▸ **What to do**
Count how many lines of the data include "franchises". The answer is that number and nothing else.

▸ **Records provided**

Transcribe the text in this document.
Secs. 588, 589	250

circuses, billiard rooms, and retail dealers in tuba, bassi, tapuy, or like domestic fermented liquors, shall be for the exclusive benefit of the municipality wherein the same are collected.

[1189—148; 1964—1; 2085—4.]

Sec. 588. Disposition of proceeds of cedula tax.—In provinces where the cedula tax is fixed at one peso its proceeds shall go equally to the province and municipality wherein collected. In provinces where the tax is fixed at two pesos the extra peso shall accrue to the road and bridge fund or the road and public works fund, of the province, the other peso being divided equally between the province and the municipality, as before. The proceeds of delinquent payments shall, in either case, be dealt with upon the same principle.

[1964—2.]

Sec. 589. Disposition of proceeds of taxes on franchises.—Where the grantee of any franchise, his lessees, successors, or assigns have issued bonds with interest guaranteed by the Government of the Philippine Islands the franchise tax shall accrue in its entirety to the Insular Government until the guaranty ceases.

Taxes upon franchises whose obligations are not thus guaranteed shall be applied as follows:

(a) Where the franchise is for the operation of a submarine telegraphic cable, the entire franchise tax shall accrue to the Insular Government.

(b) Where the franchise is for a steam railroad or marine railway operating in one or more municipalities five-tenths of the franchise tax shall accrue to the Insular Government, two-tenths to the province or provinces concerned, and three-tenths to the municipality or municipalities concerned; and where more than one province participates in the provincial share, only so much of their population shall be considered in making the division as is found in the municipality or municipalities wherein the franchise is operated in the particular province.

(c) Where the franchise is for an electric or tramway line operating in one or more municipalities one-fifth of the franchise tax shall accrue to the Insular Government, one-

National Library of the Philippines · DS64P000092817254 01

▸ **Result of this exercise**
2